Instructions for the task: Pick every line from the data that holds the word "name".

## start Records supplied

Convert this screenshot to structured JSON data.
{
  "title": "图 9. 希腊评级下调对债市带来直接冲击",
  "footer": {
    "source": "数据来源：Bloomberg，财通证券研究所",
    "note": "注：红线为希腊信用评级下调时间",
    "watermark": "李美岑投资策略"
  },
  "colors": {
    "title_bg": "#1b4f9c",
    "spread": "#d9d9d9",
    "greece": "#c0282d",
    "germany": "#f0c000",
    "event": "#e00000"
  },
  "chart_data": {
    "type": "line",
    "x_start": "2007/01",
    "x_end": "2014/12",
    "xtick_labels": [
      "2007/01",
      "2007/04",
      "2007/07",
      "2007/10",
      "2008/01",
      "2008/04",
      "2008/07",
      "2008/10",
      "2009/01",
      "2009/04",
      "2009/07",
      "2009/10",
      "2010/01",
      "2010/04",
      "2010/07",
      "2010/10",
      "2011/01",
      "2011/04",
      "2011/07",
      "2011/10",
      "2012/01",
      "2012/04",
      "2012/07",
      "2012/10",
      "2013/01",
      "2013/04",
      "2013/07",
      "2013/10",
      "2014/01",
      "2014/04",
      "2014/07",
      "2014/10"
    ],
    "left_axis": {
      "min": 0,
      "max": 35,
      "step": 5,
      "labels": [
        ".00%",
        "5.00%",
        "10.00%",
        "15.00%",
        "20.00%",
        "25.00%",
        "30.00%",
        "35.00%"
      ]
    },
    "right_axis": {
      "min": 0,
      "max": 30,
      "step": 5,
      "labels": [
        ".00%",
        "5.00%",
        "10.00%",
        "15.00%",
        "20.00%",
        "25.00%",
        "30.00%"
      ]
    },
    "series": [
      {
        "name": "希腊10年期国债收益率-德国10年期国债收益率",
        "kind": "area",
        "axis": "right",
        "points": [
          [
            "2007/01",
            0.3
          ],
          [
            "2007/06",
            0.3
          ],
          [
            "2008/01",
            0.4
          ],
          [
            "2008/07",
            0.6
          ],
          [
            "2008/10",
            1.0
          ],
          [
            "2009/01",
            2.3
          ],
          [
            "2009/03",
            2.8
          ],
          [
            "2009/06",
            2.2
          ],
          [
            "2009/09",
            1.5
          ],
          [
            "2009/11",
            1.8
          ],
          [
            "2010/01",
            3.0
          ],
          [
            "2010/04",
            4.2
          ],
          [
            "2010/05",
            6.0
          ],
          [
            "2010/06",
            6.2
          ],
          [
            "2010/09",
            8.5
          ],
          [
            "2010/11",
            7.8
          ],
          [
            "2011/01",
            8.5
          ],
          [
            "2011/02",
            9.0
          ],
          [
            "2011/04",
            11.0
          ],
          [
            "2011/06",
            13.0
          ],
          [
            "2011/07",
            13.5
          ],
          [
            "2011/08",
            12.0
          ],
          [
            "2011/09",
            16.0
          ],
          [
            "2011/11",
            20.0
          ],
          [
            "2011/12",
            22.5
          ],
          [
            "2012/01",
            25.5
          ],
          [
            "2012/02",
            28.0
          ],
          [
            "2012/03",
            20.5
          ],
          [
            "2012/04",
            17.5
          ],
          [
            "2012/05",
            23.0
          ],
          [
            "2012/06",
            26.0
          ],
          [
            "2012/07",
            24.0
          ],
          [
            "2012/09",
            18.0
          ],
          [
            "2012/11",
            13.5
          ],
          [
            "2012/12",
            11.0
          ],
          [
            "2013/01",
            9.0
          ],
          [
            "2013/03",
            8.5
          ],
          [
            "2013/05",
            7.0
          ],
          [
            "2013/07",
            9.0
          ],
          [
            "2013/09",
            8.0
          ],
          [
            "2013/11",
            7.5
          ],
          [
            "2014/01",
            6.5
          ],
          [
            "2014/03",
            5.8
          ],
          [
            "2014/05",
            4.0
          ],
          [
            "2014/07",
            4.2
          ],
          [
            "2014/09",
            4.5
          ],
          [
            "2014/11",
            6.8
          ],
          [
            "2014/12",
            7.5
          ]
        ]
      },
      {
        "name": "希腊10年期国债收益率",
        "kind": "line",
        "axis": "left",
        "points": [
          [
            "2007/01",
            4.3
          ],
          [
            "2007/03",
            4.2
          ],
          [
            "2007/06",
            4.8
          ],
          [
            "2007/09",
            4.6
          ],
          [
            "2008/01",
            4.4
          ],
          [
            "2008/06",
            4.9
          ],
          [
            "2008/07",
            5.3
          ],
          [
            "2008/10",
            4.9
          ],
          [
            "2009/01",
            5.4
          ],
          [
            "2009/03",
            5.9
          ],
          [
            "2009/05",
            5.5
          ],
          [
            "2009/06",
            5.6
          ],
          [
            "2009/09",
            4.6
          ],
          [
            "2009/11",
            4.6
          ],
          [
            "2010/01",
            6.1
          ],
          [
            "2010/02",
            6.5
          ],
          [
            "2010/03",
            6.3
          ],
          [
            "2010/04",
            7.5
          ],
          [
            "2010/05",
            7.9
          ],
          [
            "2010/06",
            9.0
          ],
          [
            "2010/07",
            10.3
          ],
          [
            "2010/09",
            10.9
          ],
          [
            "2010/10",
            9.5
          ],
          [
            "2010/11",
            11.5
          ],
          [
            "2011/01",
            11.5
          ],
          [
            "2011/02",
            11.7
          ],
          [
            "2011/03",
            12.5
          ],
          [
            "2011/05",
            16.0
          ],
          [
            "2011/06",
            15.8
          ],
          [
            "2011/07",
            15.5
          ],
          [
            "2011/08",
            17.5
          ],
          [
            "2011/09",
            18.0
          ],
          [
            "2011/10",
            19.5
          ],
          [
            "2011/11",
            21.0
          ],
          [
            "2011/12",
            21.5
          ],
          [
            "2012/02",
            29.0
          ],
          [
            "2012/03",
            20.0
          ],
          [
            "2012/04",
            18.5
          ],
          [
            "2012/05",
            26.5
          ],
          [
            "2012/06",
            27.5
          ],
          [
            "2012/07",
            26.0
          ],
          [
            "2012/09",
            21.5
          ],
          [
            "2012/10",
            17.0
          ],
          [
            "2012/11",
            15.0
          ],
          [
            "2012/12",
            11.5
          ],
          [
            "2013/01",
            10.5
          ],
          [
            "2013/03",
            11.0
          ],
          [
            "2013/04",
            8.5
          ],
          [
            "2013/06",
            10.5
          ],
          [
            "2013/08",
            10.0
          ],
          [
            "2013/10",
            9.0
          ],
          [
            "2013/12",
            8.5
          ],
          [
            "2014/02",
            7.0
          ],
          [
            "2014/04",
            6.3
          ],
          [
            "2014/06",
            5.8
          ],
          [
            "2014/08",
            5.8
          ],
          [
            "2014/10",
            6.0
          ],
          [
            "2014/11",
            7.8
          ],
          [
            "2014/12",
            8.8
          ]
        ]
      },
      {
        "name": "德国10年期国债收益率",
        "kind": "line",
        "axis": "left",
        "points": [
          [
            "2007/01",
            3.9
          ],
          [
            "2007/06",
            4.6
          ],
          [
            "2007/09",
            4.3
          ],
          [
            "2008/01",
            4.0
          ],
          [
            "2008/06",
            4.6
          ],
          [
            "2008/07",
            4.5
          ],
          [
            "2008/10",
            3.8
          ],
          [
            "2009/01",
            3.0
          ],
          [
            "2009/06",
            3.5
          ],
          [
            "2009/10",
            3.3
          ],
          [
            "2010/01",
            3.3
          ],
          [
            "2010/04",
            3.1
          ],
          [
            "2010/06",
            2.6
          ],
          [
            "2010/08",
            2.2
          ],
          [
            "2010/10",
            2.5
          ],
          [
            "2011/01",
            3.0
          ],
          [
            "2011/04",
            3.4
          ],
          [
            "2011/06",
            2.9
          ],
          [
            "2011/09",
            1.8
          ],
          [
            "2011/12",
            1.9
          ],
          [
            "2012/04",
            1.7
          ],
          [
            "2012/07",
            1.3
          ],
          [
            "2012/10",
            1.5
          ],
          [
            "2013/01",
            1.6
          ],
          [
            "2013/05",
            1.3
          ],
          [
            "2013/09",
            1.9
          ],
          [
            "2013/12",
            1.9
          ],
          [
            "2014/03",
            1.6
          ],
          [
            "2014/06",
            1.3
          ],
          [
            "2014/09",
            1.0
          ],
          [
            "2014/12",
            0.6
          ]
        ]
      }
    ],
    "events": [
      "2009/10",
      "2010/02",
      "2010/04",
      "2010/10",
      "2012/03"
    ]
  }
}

## end Records supplied

Result below:
        "name": "希腊10年期国债收益率-德国10年期国债收益率",
        "name": "希腊10年期国债收益率",
        "name": "德国10年期国债收益率",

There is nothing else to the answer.